[Data excerpts]
(begin)

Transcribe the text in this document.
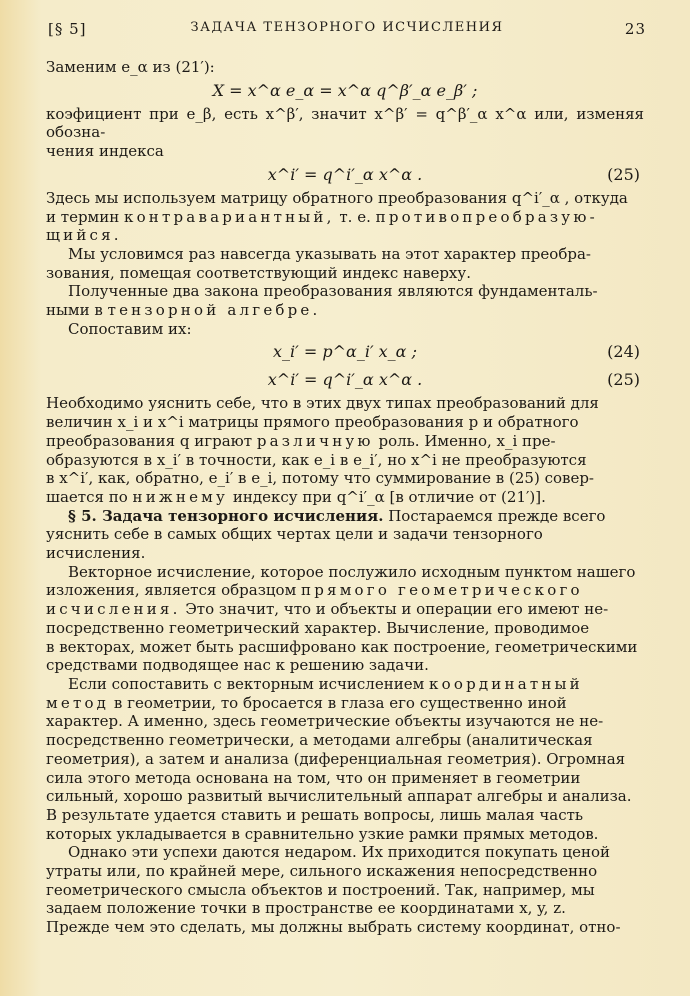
[§ 5]	ЗАДАЧА ТЕНЗОРНОГО ИСЧИСЛЕНИЯ	23

Заменим e_α из (21′):

X = x^α e_α = x^α q^β′_α e_β′ ;

коэфициент при e_β, есть x^β′, значит x^β′ = q^β′_α x^α или, изменяя обозна-

чения индекса

x^i′ = q^i′_α x^α .	(25)

Здесь мы используем матрицу обратного преобразования q^i′_α , откуда

и термин контравариантный, т. е. противопреобразую-

щийся.

Мы условимся раз навсегда указывать на этот характер преобра-

зования, помещая соответствующий индекс наверху.

Полученные два закона преобразования являются фундаменталь-

ными в тензорной алгебре.

Сопоставим их:

x_i′ = p^α_i′ x_α ;	(24)
x^i′ = q^i′_α x^α .	(25)

Необходимо уяснить себе, что в этих двух типах преобразований для

величин x_i и x^i матрицы прямого преобразования p и обратного

преобразования q играют различную роль. Именно, x_i пре-

образуются в x_i′ в точности, как e_i в e_i′, но x^i не преобразуются

в x^i′, как, обратно, e_i′ в e_i, потому что суммирование в (25) совер-

шается по нижнему индексу при q^i′_α [в отличие от (21′)].

§ 5. Задача тензорного исчисления. Постараемся прежде всего

уяснить себе в самых общих чертах цели и задачи тензорного

исчисления.

Векторное исчисление, которое послужило исходным пунктом нашего

изложения, является образцом прямого геометрического

исчисления. Это значит, что и объекты и операции его имеют не-

посредственно геометрический характер. Вычисление, проводимое

в векторах, может быть расшифровано как построение, геометрическими

средствами подводящее нас к решению задачи.

Если сопоставить с векторным исчислением координатный

метод в геометрии, то бросается в глаза его существенно иной

характер. А именно, здесь геометрические объекты изучаются не не-

посредственно геометрически, а методами алгебры (аналитическая

геометрия), а затем и анализа (диференциальная геометрия). Огромная

сила этого метода основана на том, что он применяет в геометрии

сильный, хорошо развитый вычислительный аппарат алгебры и анализа.

В результате удается ставить и решать вопросы, лишь малая часть

которых укладывается в сравнительно узкие рамки прямых методов.

Однако эти успехи даются недаром. Их приходится покупать ценой

утраты или, по крайней мере, сильного искажения непосредственно

геометрического смысла объектов и построений. Так, например, мы

задаем положение точки в пространстве ее координатами x, y, z.

Прежде чем это сделать, мы должны выбрать систему координат, отно-
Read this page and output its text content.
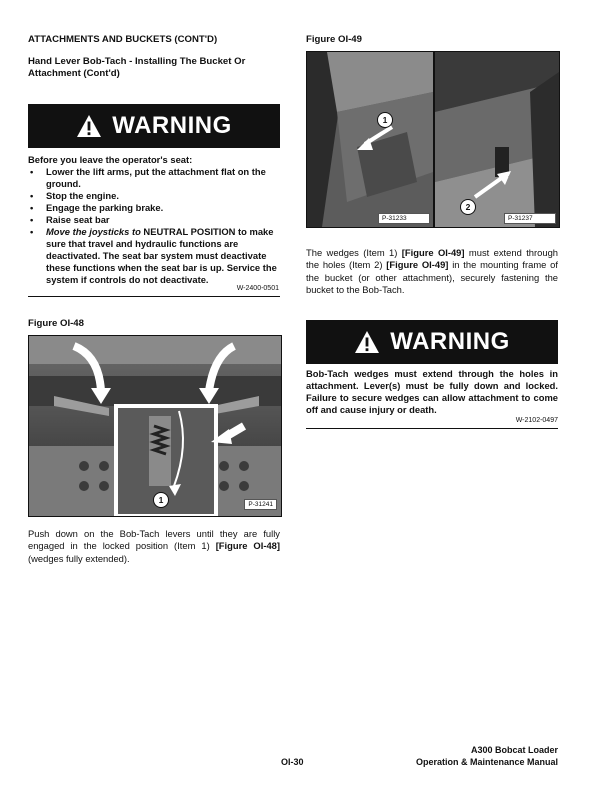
ATTACHMENTS AND BUCKETS (CONT'D)
Hand Lever Bob-Tach - Installing The Bucket Or Attachment (Cont'd)
WARNING
Before you leave the operator's seat:
• Lower the lift arms, put the attachment flat on the ground.
• Stop the engine.
• Engage the parking brake.
• Raise seat bar
• Move the joysticks to NEUTRAL POSITION to make sure that travel and hydraulic functions are deactivated. The seat bar system must deactivate these functions when the seat bar is up. Service the system if controls do not deactivate.
W-2400-0501
Figure OI-48
P-31241
1
Push down on the Bob-Tach levers until they are fully engaged in the locked position (Item 1) [Figure OI-48] (wedges fully extended).
Figure OI-49
1
P-31233
2
P-31237
The wedges (Item 1) [Figure OI-49] must extend through the holes (Item 2) [Figure OI-49] in the mounting frame of the bucket (or other attachment), securely fastening the bucket to the Bob-Tach.
WARNING
Bob-Tach wedges must extend through the holes in attachment. Lever(s) must be fully down and locked. Failure to secure wedges can allow attachment to come off and cause injury or death.
W-2102-0497
OI-30
A300 Bobcat Loader
Operation & Maintenance Manual
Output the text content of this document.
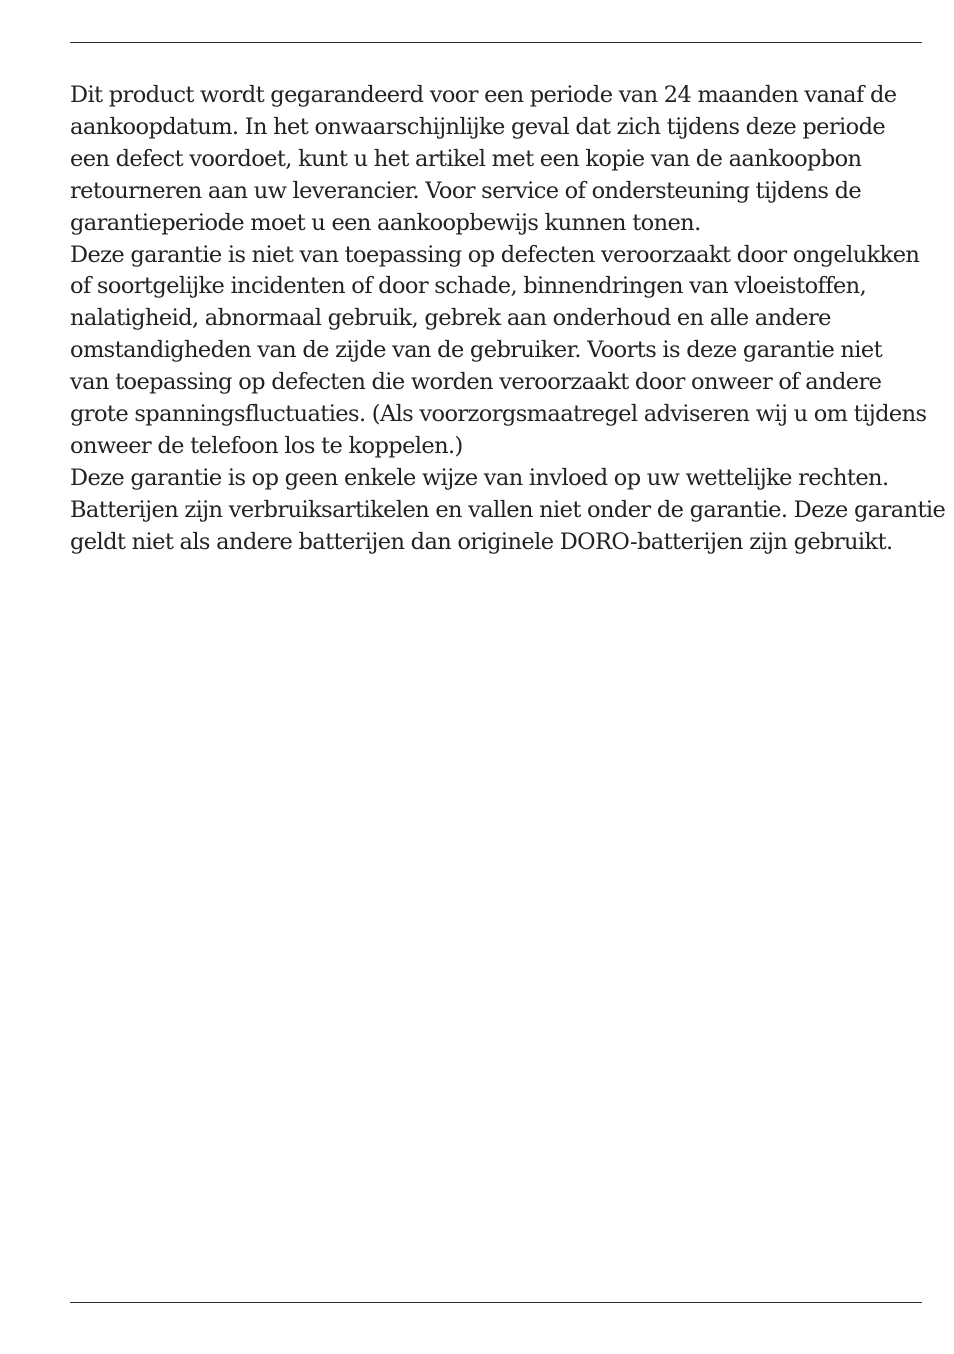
Dit product wordt gegarandeerd voor een periode van 24 maanden vanaf de
aankoopdatum. In het onwaarschijnlijke geval dat zich tijdens deze periode
een defect voordoet, kunt u het artikel met een kopie van de aankoopbon
retourneren aan uw leverancier. Voor service of ondersteuning tijdens de
garantieperiode moet u een aankoopbewijs kunnen tonen.
Deze garantie is niet van toepassing op defecten veroorzaakt door ongelukken
of soortgelijke incidenten of door schade, binnendringen van vloeistoffen,
nalatigheid, abnormaal gebruik, gebrek aan onderhoud en alle andere
omstandigheden van de zijde van de gebruiker. Voorts is deze garantie niet
van toepassing op defecten die worden veroorzaakt door onweer of andere
grote spanningsfluctuaties. (Als voorzorgsmaatregel adviseren wij u om tijdens
onweer de telefoon los te koppelen.)
Deze garantie is op geen enkele wijze van invloed op uw wettelijke rechten.
Batterijen zijn verbruiksartikelen en vallen niet onder de garantie. Deze garantie
geldt niet als andere batterijen dan originele DORO-batterijen zijn gebruikt.
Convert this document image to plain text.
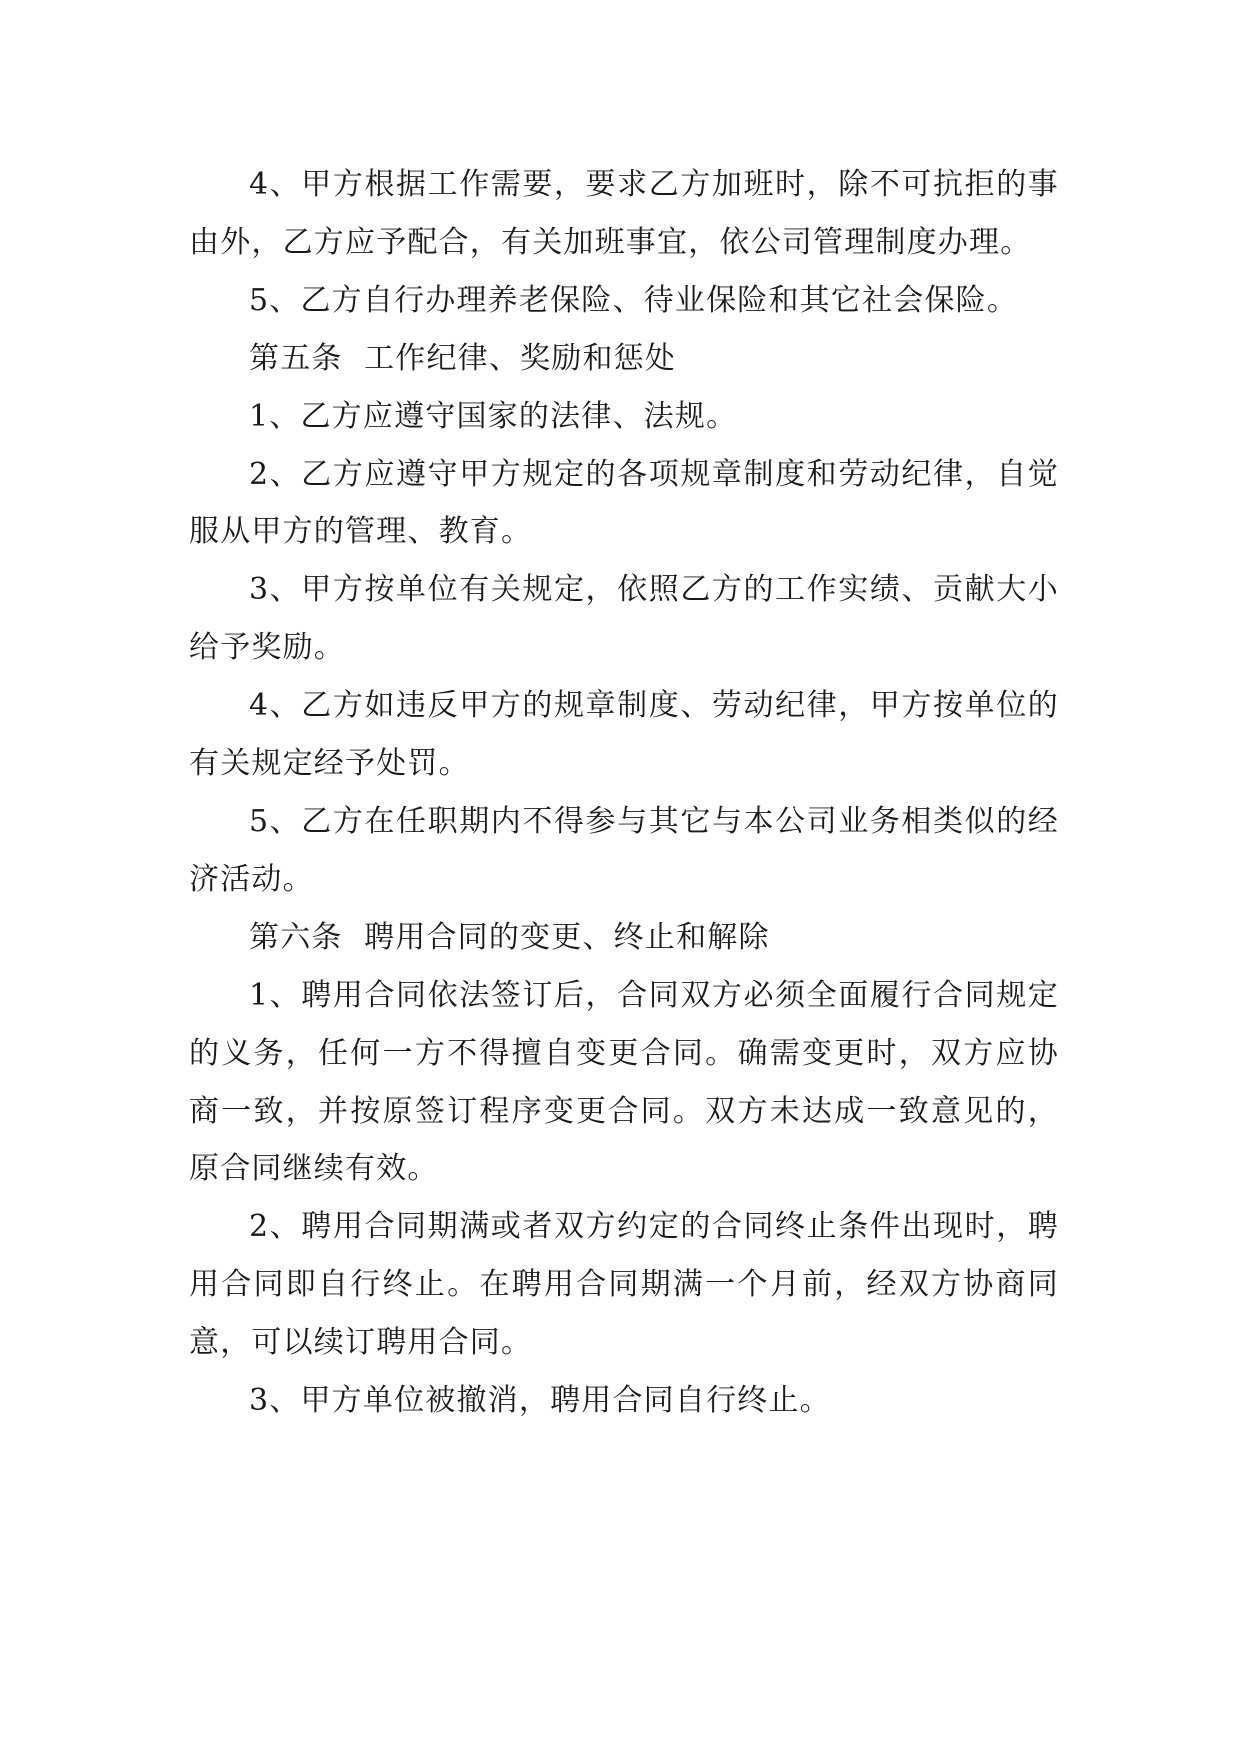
4、甲方根据工作需要，要求乙方加班时，除不可抗拒的事由外，乙方应予配合，有关加班事宜，依公司管理制度办理。

5、乙方自行办理养老保险、待业保险和其它社会保险。

第五条  工作纪律、奖励和惩处

1、乙方应遵守国家的法律、法规。

2、乙方应遵守甲方规定的各项规章制度和劳动纪律，自觉服从甲方的管理、教育。

3、甲方按单位有关规定，依照乙方的工作实绩、贡献大小给予奖励。

4、乙方如违反甲方的规章制度、劳动纪律，甲方按单位的有关规定经予处罚。

5、乙方在任职期内不得参与其它与本公司业务相类似的经济活动。

第六条  聘用合同的变更、终止和解除

1、聘用合同依法签订后，合同双方必须全面履行合同规定的义务，任何一方不得擅自变更合同。确需变更时，双方应协商一致，并按原签订程序变更合同。双方未达成一致意见的，原合同继续有效。

2、聘用合同期满或者双方约定的合同终止条件出现时，聘用合同即自行终止。在聘用合同期满一个月前，经双方协商同意，可以续订聘用合同。

3、甲方单位被撤消，聘用合同自行终止。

(end)

§ Given task:
Except for the pictures, copy the material above exactly.

§ Expected answer:
Transcribe the text in this document.
[§ 5]	ЗАДАЧА ТЕНЗОРНОГО ИСЧИСЛЕНИЯ	23

Заменим e_α из (21′):

X = x^α e_α = x^α q^β′_α e_β′ ;

коэфициент при e_β, есть x^β′, значит x^β′ = q^β′_α x^α или, изменяя обозна-

чения индекса

x^i′ = q^i′_α x^α .	(25)

Здесь мы используем матрицу обратного преобразования q^i′_α , откуда

и термин контравариантный, т. е. противопреобразую-

щийся.

Мы условимся раз навсегда указывать на этот характер преобра-

зования, помещая соответствующий индекс наверху.

Полученные два закона преобразования являются фундаменталь-

ными в тензорной алгебре.

Сопоставим их:

x_i′ = p^α_i′ x_α ;	(24)
x^i′ = q^i′_α x^α .	(25)

Необходимо уяснить себе, что в этих двух типах преобразований для

величин x_i и x^i матрицы прямого преобразования p и обратного

преобразования q играют различную роль. Именно, x_i пре-

образуются в x_i′ в точности, как e_i в e_i′, но x^i не преобразуются

в x^i′, как, обратно, e_i′ в e_i, потому что суммирование в (25) совер-

шается по нижнему индексу при q^i′_α [в отличие от (21′)].

§ 5. Задача тензорного исчисления. Постараемся прежде всего

уяснить себе в самых общих чертах цели и задачи тензорного

исчисления.

Векторное исчисление, которое послужило исходным пунктом нашего

изложения, является образцом прямого геометрического

исчисления. Это значит, что и объекты и операции его имеют не-

посредственно геометрический характер. Вычисление, проводимое

в векторах, может быть расшифровано как построение, геометрическими

средствами подводящее нас к решению задачи.

Если сопоставить с векторным исчислением координатный

метод в геометрии, то бросается в глаза его существенно иной

характер. А именно, здесь геометрические объекты изучаются не не-

посредственно геометрически, а методами алгебры (аналитическая

геометрия), а затем и анализа (диференциальная геометрия). Огромная

сила этого метода основана на том, что он применяет в геометрии

сильный, хорошо развитый вычислительный аппарат алгебры и анализа.

В результате удается ставить и решать вопросы, лишь малая часть

которых укладывается в сравнительно узкие рамки прямых методов.

Однако эти успехи даются недаром. Их приходится покупать ценой

утраты или, по крайней мере, сильного искажения непосредственно

геометрического смысла объектов и построений. Так, например, мы

задаем положение точки в пространстве ее координатами x, y, z.

Прежде чем это сделать, мы должны выбрать систему координат, отно-
Read this page and output its text content.
ATTACHMENTS AND BUCKETS (CONT'D)
Hand Lever Bob-Tach - Installing The Bucket Or Attachment (Cont'd)
WARNING
Before you leave the operator's seat:
• Lower the lift arms, put the attachment flat on the ground.
• Stop the engine.
• Engage the parking brake.
• Raise seat bar
• Move the joysticks to NEUTRAL POSITION to make sure that travel and hydraulic functions are deactivated. The seat bar system must deactivate these functions when the seat bar is up. Service the system if controls do not deactivate.
W-2400-0501
Figure OI-48
P-31241
1
Push down on the Bob-Tach levers until they are fully engaged in the locked position (Item 1) [Figure OI-48] (wedges fully extended).
Figure OI-49
1
P-31233
2
P-31237
The wedges (Item 1) [Figure OI-49] must extend through the holes (Item 2) [Figure OI-49] in the mounting frame of the bucket (or other attachment), securely fastening the bucket to the Bob-Tach.
WARNING
Bob-Tach wedges must extend through the holes in attachment. Lever(s) must be fully down and locked. Failure to secure wedges can allow attachment to come off and cause injury or death.
W-2102-0497
OI-30
A300 Bobcat Loader
Operation & Maintenance Manual
Output the text content of this document.
Dit product wordt gegarandeerd voor een periode van 24 maanden vanaf de
aankoopdatum. In het onwaarschijnlijke geval dat zich tijdens deze periode
een defect voordoet, kunt u het artikel met een kopie van de aankoopbon
retourneren aan uw leverancier. Voor service of ondersteuning tijdens de
garantieperiode moet u een aankoopbewijs kunnen tonen.
Deze garantie is niet van toepassing op defecten veroorzaakt door ongelukken
of soortgelijke incidenten of door schade, binnendringen van vloeistoffen,
nalatigheid, abnormaal gebruik, gebrek aan onderhoud en alle andere
omstandigheden van de zijde van de gebruiker. Voorts is deze garantie niet
van toepassing op defecten die worden veroorzaakt door onweer of andere
grote spanningsfluctuaties. (Als voorzorgsmaatregel adviseren wij u om tijdens
onweer de telefoon los te koppelen.)
Deze garantie is op geen enkele wijze van invloed op uw wettelijke rechten.
Batterijen zijn verbruiksartikelen en vallen niet onder de garantie. Deze garantie
geldt niet als andere batterijen dan originele DORO-batterijen zijn gebruikt.
Convert this document image to plain text.
4、甲方根据工作需要，要求乙方加班时，除不可抗拒的事由外，乙方应予配合，有关加班事宜，依公司管理制度办理。

5、乙方自行办理养老保险、待业保险和其它社会保险。

第五条  工作纪律、奖励和惩处

1、乙方应遵守国家的法律、法规。

2、乙方应遵守甲方规定的各项规章制度和劳动纪律，自觉服从甲方的管理、教育。

3、甲方按单位有关规定，依照乙方的工作实绩、贡献大小给予奖励。

4、乙方如违反甲方的规章制度、劳动纪律，甲方按单位的有关规定经予处罚。

5、乙方在任职期内不得参与其它与本公司业务相类似的经济活动。

第六条  聘用合同的变更、终止和解除

1、聘用合同依法签订后，合同双方必须全面履行合同规定的义务，任何一方不得擅自变更合同。确需变更时，双方应协商一致，并按原签订程序变更合同。双方未达成一致意见的，原合同继续有效。

2、聘用合同期满或者双方约定的合同终止条件出现时，聘用合同即自行终止。在聘用合同期满一个月前，经双方协商同意，可以续订聘用合同。

3、甲方单位被撤消，聘用合同自行终止。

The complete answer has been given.